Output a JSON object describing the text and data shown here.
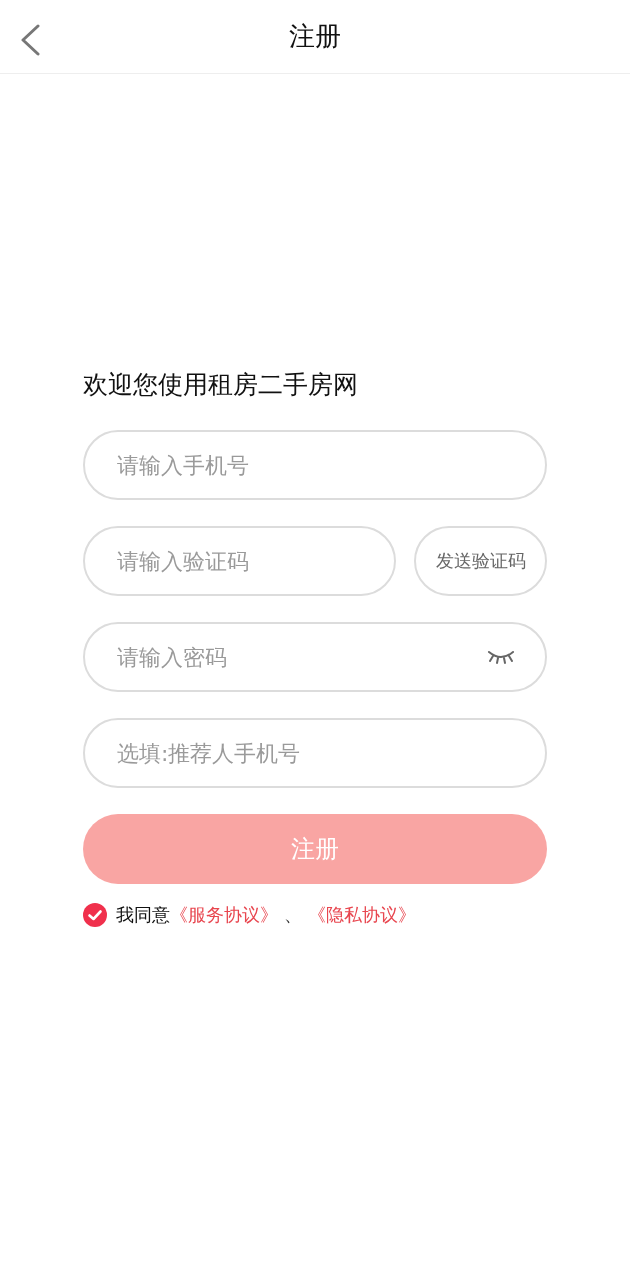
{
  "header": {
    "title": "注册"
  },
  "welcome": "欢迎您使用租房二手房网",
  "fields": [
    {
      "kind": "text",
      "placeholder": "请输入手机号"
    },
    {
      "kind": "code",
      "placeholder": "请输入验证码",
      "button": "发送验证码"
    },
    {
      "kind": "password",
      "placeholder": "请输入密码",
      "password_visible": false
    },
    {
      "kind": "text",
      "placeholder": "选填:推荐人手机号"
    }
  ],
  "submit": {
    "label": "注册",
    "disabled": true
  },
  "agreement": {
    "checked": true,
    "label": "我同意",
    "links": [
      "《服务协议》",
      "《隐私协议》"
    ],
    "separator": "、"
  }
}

================================

TASK PROMPT>
From the data above, pick out each line containing "placeholder" and copy it.

TASK OUTPUT>
      "placeholder": "请输入手机号"
      "placeholder": "请输入验证码",
      "placeholder": "请输入密码",
      "placeholder": "选填:推荐人手机号"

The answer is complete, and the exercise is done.